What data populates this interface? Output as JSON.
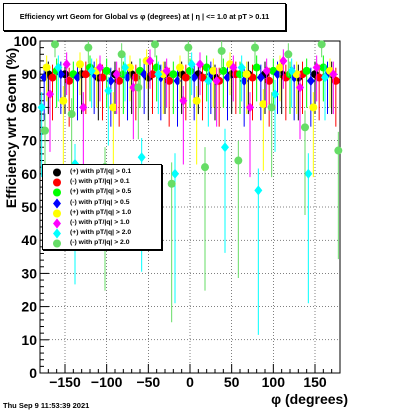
{
  "title": "Efficiency wrt Geom for Global vs φ (degrees) at | η | <= 1.0 at pT > 0.11",
  "timestamp": "Thu Sep  9 11:53:39 2021",
  "chart_data": {
    "type": "scatter",
    "xlabel": "φ (degrees)",
    "ylabel": "Efficiency wrt Geom (%)",
    "xlim": [
      -180,
      180
    ],
    "ylim": [
      0,
      100
    ],
    "xticks": [
      -150,
      -100,
      -50,
      0,
      50,
      100,
      150
    ],
    "yticks": [
      0,
      10,
      20,
      30,
      40,
      50,
      60,
      70,
      80,
      90,
      100
    ],
    "grid": true,
    "legend_position": "left-middle",
    "series": [
      {
        "name": "(+) with pT/|q| > 0.1",
        "color": "#000000",
        "marker": "circle",
        "x": [
          -170,
          -150,
          -130,
          -110,
          -90,
          -70,
          -50,
          -30,
          -10,
          10,
          30,
          50,
          70,
          90,
          110,
          130,
          150,
          170
        ],
        "y": [
          90,
          90,
          90,
          89,
          90,
          90,
          89,
          90,
          90,
          90,
          89,
          90,
          90,
          90,
          90,
          89,
          90,
          90
        ]
      },
      {
        "name": "(-) with pT/|q| > 0.1",
        "color": "#ff0000",
        "marker": "circle",
        "x": [
          -165,
          -145,
          -125,
          -105,
          -85,
          -65,
          -45,
          -25,
          -5,
          15,
          35,
          55,
          75,
          95,
          115,
          135,
          155,
          175
        ],
        "y": [
          89,
          88,
          90,
          89,
          88,
          89,
          90,
          88,
          89,
          89,
          88,
          90,
          89,
          88,
          89,
          90,
          89,
          88
        ]
      },
      {
        "name": "(+) with pT/|q| > 0.5",
        "color": "#00ff00",
        "marker": "circle",
        "x": [
          -160,
          -140,
          -120,
          -100,
          -80,
          -60,
          -40,
          -20,
          0,
          20,
          40,
          60,
          80,
          100,
          120,
          140,
          160
        ],
        "y": [
          91,
          90,
          92,
          91,
          90,
          91,
          92,
          90,
          91,
          92,
          91,
          90,
          92,
          91,
          90,
          91,
          92
        ]
      },
      {
        "name": "(-) with pT/|q| > 0.5",
        "color": "#0000ff",
        "marker": "diamond",
        "x": [
          -175,
          -155,
          -135,
          -115,
          -95,
          -75,
          -55,
          -35,
          -15,
          5,
          25,
          45,
          65,
          85,
          105,
          125,
          145,
          165
        ],
        "y": [
          89,
          90,
          89,
          90,
          88,
          89,
          90,
          89,
          88,
          89,
          90,
          89,
          88,
          89,
          90,
          89,
          88,
          90
        ]
      },
      {
        "name": "(+) with pT/|q| > 1.0",
        "color": "#ffff00",
        "marker": "circle",
        "x": [
          -172,
          -152,
          -132,
          -112,
          -92,
          -72,
          -52,
          -32,
          -12,
          8,
          28,
          48,
          68,
          88,
          108,
          128,
          148,
          168
        ],
        "y": [
          92,
          82,
          93,
          91,
          80,
          92,
          94,
          90,
          92,
          82,
          91,
          93,
          90,
          81,
          92,
          90,
          80,
          91
        ]
      },
      {
        "name": "(-) with pT/|q| > 1.0",
        "color": "#ff00ff",
        "marker": "diamond",
        "x": [
          -168,
          -148,
          -128,
          -108,
          -88,
          -68,
          -48,
          -28,
          -8,
          12,
          32,
          52,
          72,
          92,
          112,
          132,
          152,
          172
        ],
        "y": [
          84,
          93,
          80,
          92,
          90,
          86,
          94,
          91,
          82,
          93,
          88,
          92,
          80,
          91,
          94,
          86,
          92,
          90
        ]
      },
      {
        "name": "(+) with pT/|q| > 2.0",
        "color": "#00ffff",
        "marker": "diamond",
        "x": [
          -178,
          -158,
          -138,
          -118,
          -98,
          -78,
          -58,
          -38,
          -18,
          2,
          22,
          42,
          62,
          82,
          102,
          122,
          142,
          162
        ],
        "y": [
          80,
          92,
          63,
          91,
          85,
          92,
          65,
          90,
          60,
          93,
          88,
          68,
          92,
          55,
          84,
          91,
          60,
          89
        ]
      },
      {
        "name": "(-) with pT/|q| > 2.0",
        "color": "#66dd66",
        "marker": "circle",
        "x": [
          -174,
          -162,
          -142,
          -122,
          -102,
          -82,
          -62,
          -42,
          -22,
          -2,
          18,
          38,
          58,
          78,
          98,
          118,
          138,
          158,
          178
        ],
        "y": [
          73,
          99,
          78,
          98,
          62,
          96,
          86,
          99,
          57,
          98,
          62,
          97,
          64,
          98,
          80,
          96,
          74,
          99,
          67
        ]
      }
    ]
  }
}
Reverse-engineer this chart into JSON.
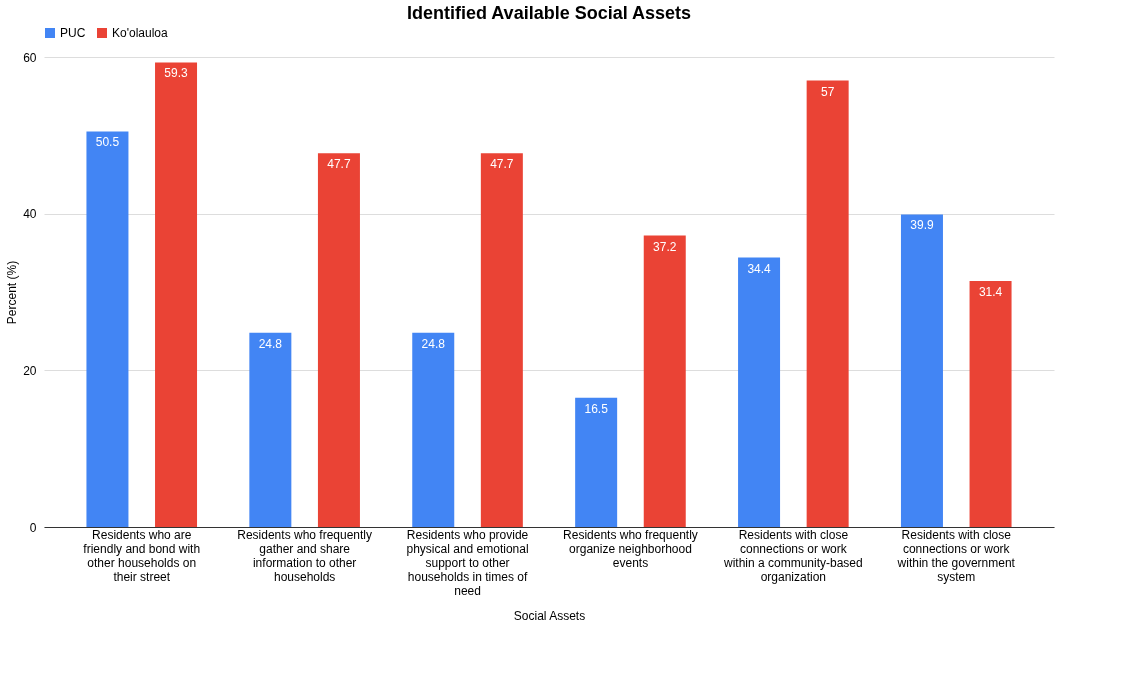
{
  "chart_data": {
    "type": "bar",
    "title": "Identified Available Social Assets",
    "xlabel": "Social Assets",
    "ylabel": "Percent (%)",
    "categories": [
      "Residents who are friendly and bond with other households on their street",
      "Residents who frequently gather and share information to other households",
      "Residents who provide physical and emotional support to other households in times of need",
      "Residents who frequently organize neighborhood events",
      "Residents with close connections or work within a community-based organization",
      "Residents with close connections or work within the government system"
    ],
    "series": [
      {
        "name": "PUC",
        "color": "#4285f4",
        "values": [
          50.5,
          24.8,
          24.8,
          16.5,
          34.4,
          39.9
        ]
      },
      {
        "name": "Ko'olauloa",
        "color": "#ea4335",
        "values": [
          59.3,
          47.7,
          47.7,
          37.2,
          57,
          31.4
        ]
      }
    ],
    "ylim": [
      0,
      60
    ],
    "yticks": [
      0,
      20,
      40,
      60
    ],
    "grid": "y",
    "legend": "top",
    "data_labels": true
  }
}
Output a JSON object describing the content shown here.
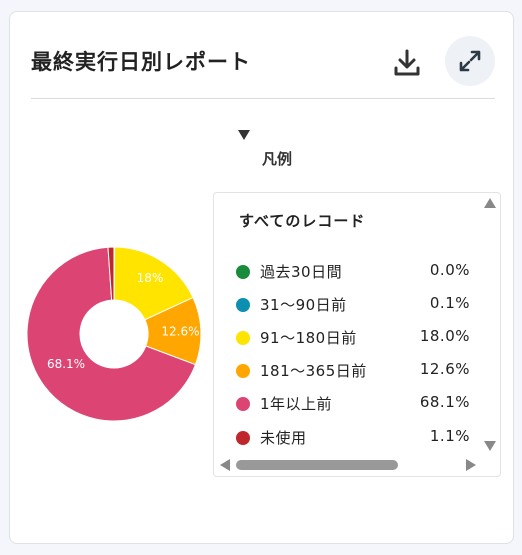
******************************
• _What to work on_: Quote all of the entries word for word, omitting any pictures.

• _Task answer_:
What data populates this interface? Output as JSON.
{
  "title": "Efficiency wrt Geom for Global vs φ (degrees) at | η | <= 1.0 at pT > 0.11",
  "timestamp": "Thu Sep  9 11:53:39 2021",
  "chart_data": {
    "type": "scatter",
    "xlabel": "φ (degrees)",
    "ylabel": "Efficiency wrt Geom (%)",
    "xlim": [
      -180,
      180
    ],
    "ylim": [
      0,
      100
    ],
    "xticks": [
      -150,
      -100,
      -50,
      0,
      50,
      100,
      150
    ],
    "yticks": [
      0,
      10,
      20,
      30,
      40,
      50,
      60,
      70,
      80,
      90,
      100
    ],
    "grid": true,
    "legend_position": "left-middle",
    "series": [
      {
        "name": "(+) with pT/|q| > 0.1",
        "color": "#000000",
        "marker": "circle",
        "x": [
          -170,
          -150,
          -130,
          -110,
          -90,
          -70,
          -50,
          -30,
          -10,
          10,
          30,
          50,
          70,
          90,
          110,
          130,
          150,
          170
        ],
        "y": [
          90,
          90,
          90,
          89,
          90,
          90,
          89,
          90,
          90,
          90,
          89,
          90,
          90,
          90,
          90,
          89,
          90,
          90
        ]
      },
      {
        "name": "(-) with pT/|q| > 0.1",
        "color": "#ff0000",
        "marker": "circle",
        "x": [
          -165,
          -145,
          -125,
          -105,
          -85,
          -65,
          -45,
          -25,
          -5,
          15,
          35,
          55,
          75,
          95,
          115,
          135,
          155,
          175
        ],
        "y": [
          89,
          88,
          90,
          89,
          88,
          89,
          90,
          88,
          89,
          89,
          88,
          90,
          89,
          88,
          89,
          90,
          89,
          88
        ]
      },
      {
        "name": "(+) with pT/|q| > 0.5",
        "color": "#00ff00",
        "marker": "circle",
        "x": [
          -160,
          -140,
          -120,
          -100,
          -80,
          -60,
          -40,
          -20,
          0,
          20,
          40,
          60,
          80,
          100,
          120,
          140,
          160
        ],
        "y": [
          91,
          90,
          92,
          91,
          90,
          91,
          92,
          90,
          91,
          92,
          91,
          90,
          92,
          91,
          90,
          91,
          92
        ]
      },
      {
        "name": "(-) with pT/|q| > 0.5",
        "color": "#0000ff",
        "marker": "diamond",
        "x": [
          -175,
          -155,
          -135,
          -115,
          -95,
          -75,
          -55,
          -35,
          -15,
          5,
          25,
          45,
          65,
          85,
          105,
          125,
          145,
          165
        ],
        "y": [
          89,
          90,
          89,
          90,
          88,
          89,
          90,
          89,
          88,
          89,
          90,
          89,
          88,
          89,
          90,
          89,
          88,
          90
        ]
      },
      {
        "name": "(+) with pT/|q| > 1.0",
        "color": "#ffff00",
        "marker": "circle",
        "x": [
          -172,
          -152,
          -132,
          -112,
          -92,
          -72,
          -52,
          -32,
          -12,
          8,
          28,
          48,
          68,
          88,
          108,
          128,
          148,
          168
        ],
        "y": [
          92,
          82,
          93,
          91,
          80,
          92,
          94,
          90,
          92,
          82,
          91,
          93,
          90,
          81,
          92,
          90,
          80,
          91
        ]
      },
      {
        "name": "(-) with pT/|q| > 1.0",
        "color": "#ff00ff",
        "marker": "diamond",
        "x": [
          -168,
          -148,
          -128,
          -108,
          -88,
          -68,
          -48,
          -28,
          -8,
          12,
          32,
          52,
          72,
          92,
          112,
          132,
          152,
          172
        ],
        "y": [
          84,
          93,
          80,
          92,
          90,
          86,
          94,
          91,
          82,
          93,
          88,
          92,
          80,
          91,
          94,
          86,
          92,
          90
        ]
      },
      {
        "name": "(+) with pT/|q| > 2.0",
        "color": "#00ffff",
        "marker": "diamond",
        "x": [
          -178,
          -158,
          -138,
          -118,
          -98,
          -78,
          -58,
          -38,
          -18,
          2,
          22,
          42,
          62,
          82,
          102,
          122,
          142,
          162
        ],
        "y": [
          80,
          92,
          63,
          91,
          85,
          92,
          65,
          90,
          60,
          93,
          88,
          68,
          92,
          55,
          84,
          91,
          60,
          89
        ]
      },
      {
        "name": "(-) with pT/|q| > 2.0",
        "color": "#66dd66",
        "marker": "circle",
        "x": [
          -174,
          -162,
          -142,
          -122,
          -102,
          -82,
          -62,
          -42,
          -22,
          -2,
          18,
          38,
          58,
          78,
          98,
          118,
          138,
          158,
          178
        ],
        "y": [
          73,
          99,
          78,
          98,
          62,
          96,
          86,
          99,
          57,
          98,
          62,
          97,
          64,
          98,
          80,
          96,
          74,
          99,
          67
        ]
      }
    ]
  }
}
Reverse-engineer this chart into JSON.
{
  "chart_data": {
    "type": "bar",
    "title": "Identified Available Social Assets",
    "xlabel": "Social Assets",
    "ylabel": "Percent (%)",
    "categories": [
      "Residents who are friendly and bond with other households on their street",
      "Residents who frequently gather and share information to other households",
      "Residents who provide physical and emotional support to other households in times of need",
      "Residents who frequently organize neighborhood events",
      "Residents with close connections or work within a community-based organization",
      "Residents with close connections or work within the government system"
    ],
    "series": [
      {
        "name": "PUC",
        "color": "#4285f4",
        "values": [
          50.5,
          24.8,
          24.8,
          16.5,
          34.4,
          39.9
        ]
      },
      {
        "name": "Ko'olauloa",
        "color": "#ea4335",
        "values": [
          59.3,
          47.7,
          47.7,
          37.2,
          57,
          31.4
        ]
      }
    ],
    "ylim": [
      0,
      60
    ],
    "yticks": [
      0,
      20,
      40,
      60
    ],
    "grid": "y",
    "legend": "top",
    "data_labels": true
  }
}
Output a JSON object describing the content shown here.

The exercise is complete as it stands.